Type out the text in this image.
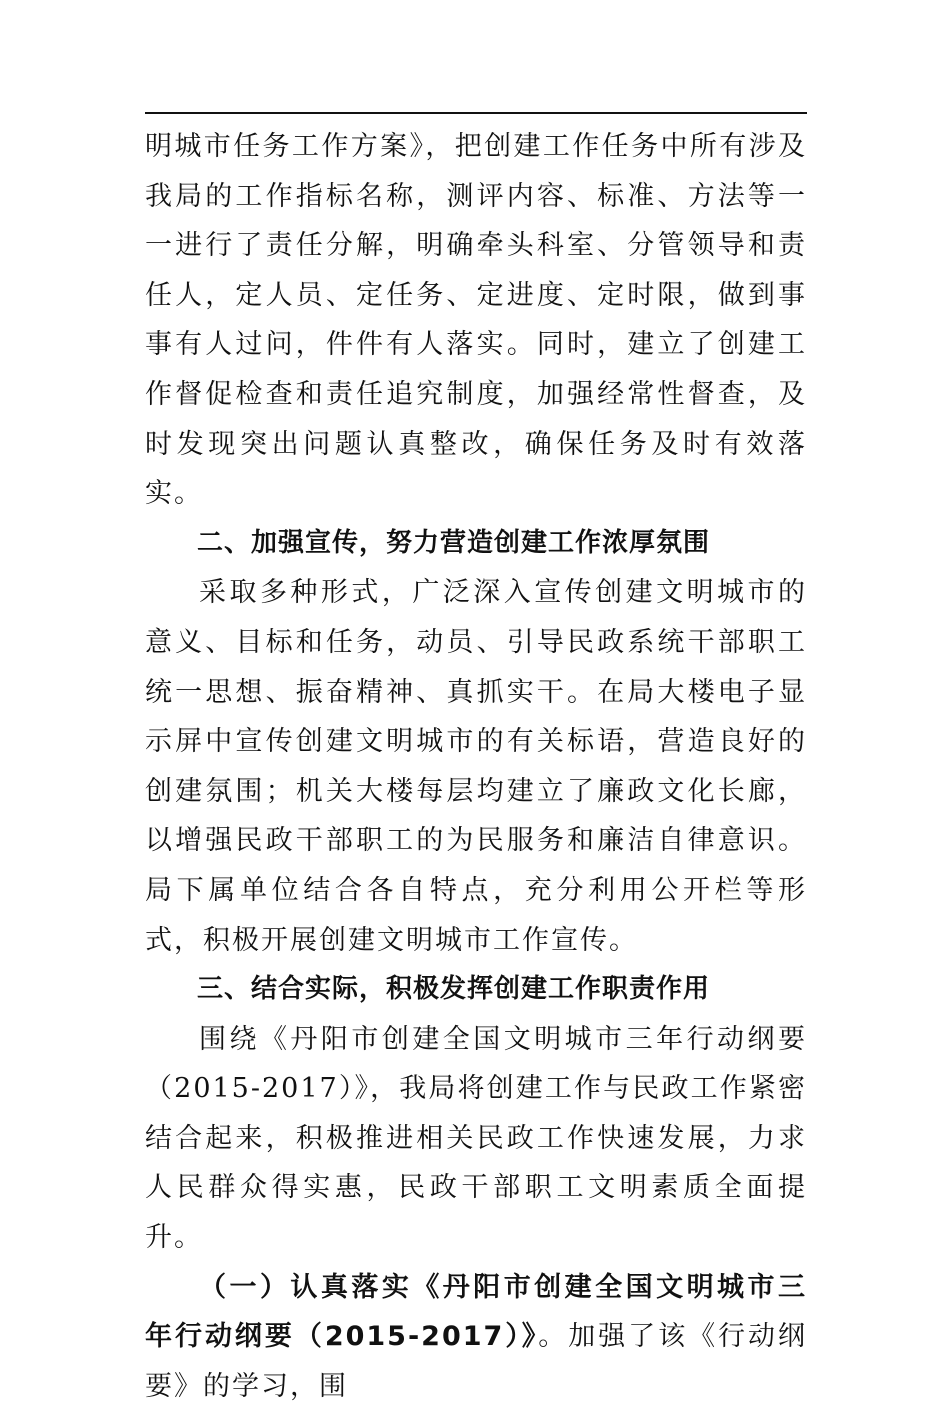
明城市任务工作方案》，把创建工作任务中所有涉及我局的工作指标名称，测评内容、标准、方法等一一进行了责任分解，明确牵头科室、分管领导和责任人，定人员、定任务、定进度、定时限，做到事事有人过问，件件有人落实。同时，建立了创建工作督促检查和责任追究制度，加强经常性督查，及时发现突出问题认真整改，确保任务及时有效落实。

二、加强宣传，努力营造创建工作浓厚氛围

采取多种形式，广泛深入宣传创建文明城市的意义、目标和任务，动员、引导民政系统干部职工统一思想、振奋精神、真抓实干。在局大楼电子显示屏中宣传创建文明城市的有关标语，营造良好的创建氛围；机关大楼每层均建立了廉政文化长廊，以增强民政干部职工的为民服务和廉洁自律意识。局下属单位结合各自特点，充分利用公开栏等形式，积极开展创建文明城市工作宣传。

三、结合实际，积极发挥创建工作职责作用

围绕《丹阳市创建全国文明城市三年行动纲要（2015-2017）》，我局将创建工作与民政工作紧密结合起来，积极推进相关民政工作快速发展，力求人民群众得实惠，民政干部职工文明素质全面提升。

（一）认真落实《丹阳市创建全国文明城市三年行动纲要（2015-2017）》。加强了该《行动纲要》的学习，围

### Task requirements
Leave out the pictures and give the listing above again exactly.

### Result for this task
Type out the text in this image.
明城市任务工作方案》，把创建工作任务中所有涉及我局的工作指标名称，测评内容、标准、方法等一一进行了责任分解，明确牵头科室、分管领导和责任人，定人员、定任务、定进度、定时限，做到事事有人过问，件件有人落实。同时，建立了创建工作督促检查和责任追究制度，加强经常性督查，及时发现突出问题认真整改，确保任务及时有效落实。

二、加强宣传，努力营造创建工作浓厚氛围

采取多种形式，广泛深入宣传创建文明城市的意义、目标和任务，动员、引导民政系统干部职工统一思想、振奋精神、真抓实干。在局大楼电子显示屏中宣传创建文明城市的有关标语，营造良好的创建氛围；机关大楼每层均建立了廉政文化长廊，以增强民政干部职工的为民服务和廉洁自律意识。局下属单位结合各自特点，充分利用公开栏等形式，积极开展创建文明城市工作宣传。

三、结合实际，积极发挥创建工作职责作用

围绕《丹阳市创建全国文明城市三年行动纲要（2015-2017）》，我局将创建工作与民政工作紧密结合起来，积极推进相关民政工作快速发展，力求人民群众得实惠，民政干部职工文明素质全面提升。

（一）认真落实《丹阳市创建全国文明城市三年行动纲要（2015-2017）》。加强了该《行动纲要》的学习，围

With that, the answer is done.